## BEGIN
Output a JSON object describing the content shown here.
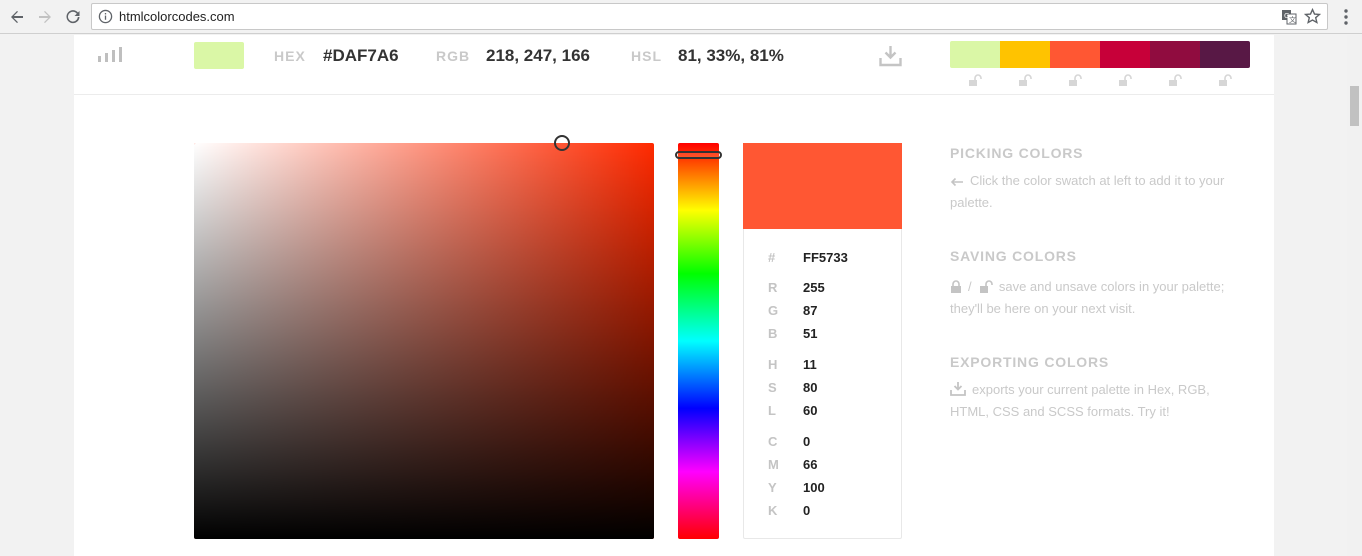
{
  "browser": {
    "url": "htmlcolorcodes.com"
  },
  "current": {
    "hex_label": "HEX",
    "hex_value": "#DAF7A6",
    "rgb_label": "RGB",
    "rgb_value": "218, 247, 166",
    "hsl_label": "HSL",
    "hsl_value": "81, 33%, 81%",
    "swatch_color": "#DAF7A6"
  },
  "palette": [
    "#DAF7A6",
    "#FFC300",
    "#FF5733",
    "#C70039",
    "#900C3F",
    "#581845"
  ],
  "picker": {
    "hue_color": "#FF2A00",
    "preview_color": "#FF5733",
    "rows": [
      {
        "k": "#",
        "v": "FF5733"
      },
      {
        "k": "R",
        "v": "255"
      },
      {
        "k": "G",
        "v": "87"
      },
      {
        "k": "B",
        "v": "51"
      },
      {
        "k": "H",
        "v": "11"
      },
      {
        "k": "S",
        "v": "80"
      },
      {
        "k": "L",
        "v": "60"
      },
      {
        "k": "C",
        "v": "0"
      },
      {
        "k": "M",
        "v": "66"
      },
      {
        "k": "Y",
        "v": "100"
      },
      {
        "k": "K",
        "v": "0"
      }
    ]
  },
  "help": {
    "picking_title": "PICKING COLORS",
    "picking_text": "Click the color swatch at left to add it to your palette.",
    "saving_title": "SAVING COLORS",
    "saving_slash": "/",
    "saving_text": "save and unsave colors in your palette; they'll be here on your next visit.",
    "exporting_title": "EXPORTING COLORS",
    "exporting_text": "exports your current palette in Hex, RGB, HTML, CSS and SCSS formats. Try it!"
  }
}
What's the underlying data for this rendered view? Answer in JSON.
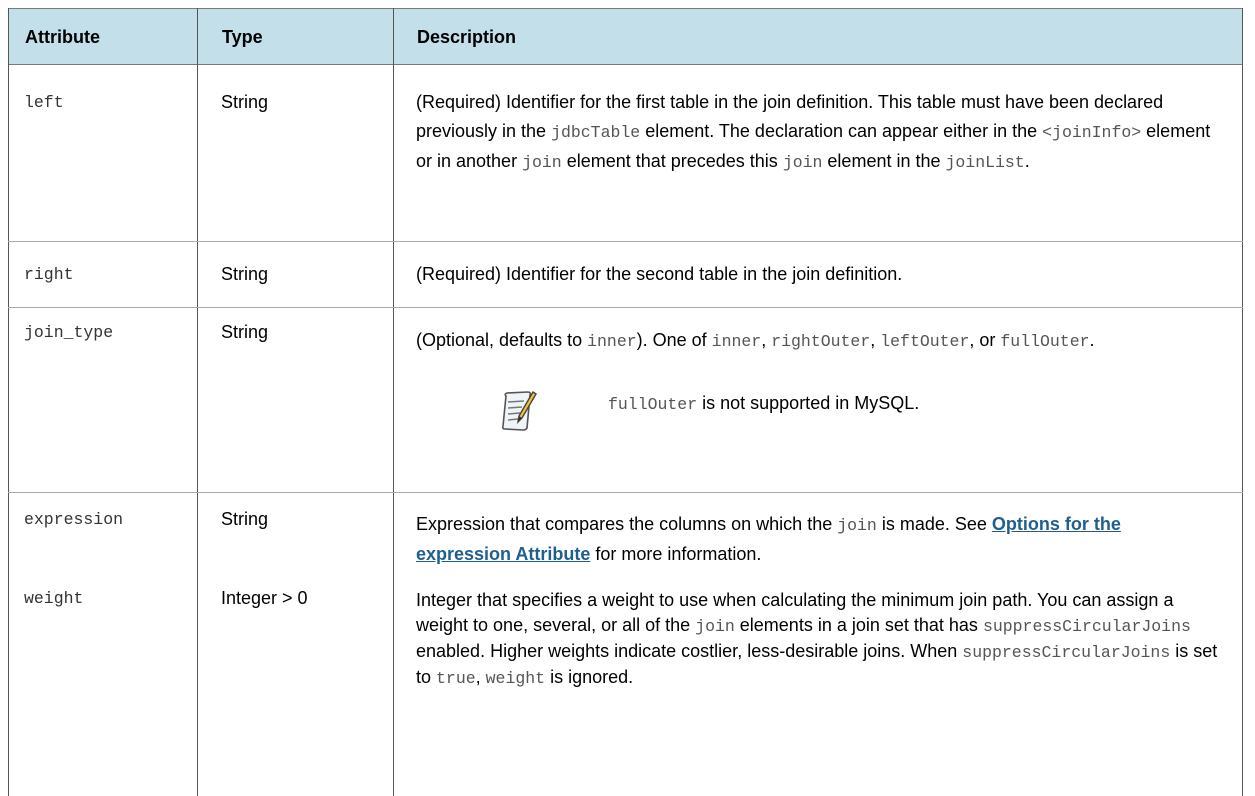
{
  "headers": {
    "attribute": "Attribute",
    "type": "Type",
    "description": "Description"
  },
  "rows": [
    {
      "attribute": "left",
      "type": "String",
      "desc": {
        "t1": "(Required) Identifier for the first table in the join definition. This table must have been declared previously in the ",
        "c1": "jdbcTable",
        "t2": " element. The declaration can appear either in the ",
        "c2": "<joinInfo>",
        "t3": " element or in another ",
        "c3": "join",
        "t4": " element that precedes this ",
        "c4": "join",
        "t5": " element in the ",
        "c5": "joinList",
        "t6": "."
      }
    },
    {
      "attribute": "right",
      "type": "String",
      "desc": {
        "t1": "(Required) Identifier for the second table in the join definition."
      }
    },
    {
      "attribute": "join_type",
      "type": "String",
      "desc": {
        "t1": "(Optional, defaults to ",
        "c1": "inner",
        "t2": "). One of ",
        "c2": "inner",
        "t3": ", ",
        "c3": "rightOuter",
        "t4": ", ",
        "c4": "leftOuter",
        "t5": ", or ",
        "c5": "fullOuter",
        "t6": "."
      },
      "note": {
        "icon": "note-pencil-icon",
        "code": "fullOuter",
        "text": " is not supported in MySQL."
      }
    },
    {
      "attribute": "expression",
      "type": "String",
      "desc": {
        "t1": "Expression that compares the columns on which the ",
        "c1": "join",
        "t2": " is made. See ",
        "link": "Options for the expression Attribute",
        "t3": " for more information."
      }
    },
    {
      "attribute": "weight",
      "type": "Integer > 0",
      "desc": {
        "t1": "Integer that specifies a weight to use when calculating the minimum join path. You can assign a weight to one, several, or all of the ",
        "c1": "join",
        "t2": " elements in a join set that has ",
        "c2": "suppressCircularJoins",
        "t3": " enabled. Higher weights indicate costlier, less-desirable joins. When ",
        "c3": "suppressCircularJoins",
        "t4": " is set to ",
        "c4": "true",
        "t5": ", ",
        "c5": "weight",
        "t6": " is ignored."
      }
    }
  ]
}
## END
» GIVEN EXERCISE
Give back all entries exactly. No pictures belong in the copy.

» RESPONSE TO THIS TASK
Output a JSON object describing the content shown here.
{
  "browser": {
    "url": "htmlcolorcodes.com"
  },
  "current": {
    "hex_label": "HEX",
    "hex_value": "#DAF7A6",
    "rgb_label": "RGB",
    "rgb_value": "218, 247, 166",
    "hsl_label": "HSL",
    "hsl_value": "81, 33%, 81%",
    "swatch_color": "#DAF7A6"
  },
  "palette": [
    "#DAF7A6",
    "#FFC300",
    "#FF5733",
    "#C70039",
    "#900C3F",
    "#581845"
  ],
  "picker": {
    "hue_color": "#FF2A00",
    "preview_color": "#FF5733",
    "rows": [
      {
        "k": "#",
        "v": "FF5733"
      },
      {
        "k": "R",
        "v": "255"
      },
      {
        "k": "G",
        "v": "87"
      },
      {
        "k": "B",
        "v": "51"
      },
      {
        "k": "H",
        "v": "11"
      },
      {
        "k": "S",
        "v": "80"
      },
      {
        "k": "L",
        "v": "60"
      },
      {
        "k": "C",
        "v": "0"
      },
      {
        "k": "M",
        "v": "66"
      },
      {
        "k": "Y",
        "v": "100"
      },
      {
        "k": "K",
        "v": "0"
      }
    ]
  },
  "help": {
    "picking_title": "PICKING COLORS",
    "picking_text": "Click the color swatch at left to add it to your palette.",
    "saving_title": "SAVING COLORS",
    "saving_slash": "/",
    "saving_text": "save and unsave colors in your palette; they'll be here on your next visit.",
    "exporting_title": "EXPORTING COLORS",
    "exporting_text": "exports your current palette in Hex, RGB, HTML, CSS and SCSS formats. Try it!"
  }
}
What's the underlying data for this rendered view? Answer in JSON.
{
  "headers": {
    "attribute": "Attribute",
    "type": "Type",
    "description": "Description"
  },
  "rows": [
    {
      "attribute": "left",
      "type": "String",
      "desc": {
        "t1": "(Required) Identifier for the first table in the join definition. This table must have been declared previously in the ",
        "c1": "jdbcTable",
        "t2": " element. The declaration can appear either in the ",
        "c2": "<joinInfo>",
        "t3": " element or in another ",
        "c3": "join",
        "t4": " element that precedes this ",
        "c4": "join",
        "t5": " element in the ",
        "c5": "joinList",
        "t6": "."
      }
    },
    {
      "attribute": "right",
      "type": "String",
      "desc": {
        "t1": "(Required) Identifier for the second table in the join definition."
      }
    },
    {
      "attribute": "join_type",
      "type": "String",
      "desc": {
        "t1": "(Optional, defaults to ",
        "c1": "inner",
        "t2": "). One of ",
        "c2": "inner",
        "t3": ", ",
        "c3": "rightOuter",
        "t4": ", ",
        "c4": "leftOuter",
        "t5": ", or ",
        "c5": "fullOuter",
        "t6": "."
      },
      "note": {
        "icon": "note-pencil-icon",
        "code": "fullOuter",
        "text": " is not supported in MySQL."
      }
    },
    {
      "attribute": "expression",
      "type": "String",
      "desc": {
        "t1": "Expression that compares the columns on which the ",
        "c1": "join",
        "t2": " is made. See ",
        "link": "Options for the expression Attribute",
        "t3": " for more information."
      }
    },
    {
      "attribute": "weight",
      "type": "Integer > 0",
      "desc": {
        "t1": "Integer that specifies a weight to use when calculating the minimum join path. You can assign a weight to one, several, or all of the ",
        "c1": "join",
        "t2": " elements in a join set that has ",
        "c2": "suppressCircularJoins",
        "t3": " enabled. Higher weights indicate costlier, less-desirable joins. When ",
        "c3": "suppressCircularJoins",
        "t4": " is set to ",
        "c4": "true",
        "t5": ", ",
        "c5": "weight",
        "t6": " is ignored."
      }
    }
  ]
}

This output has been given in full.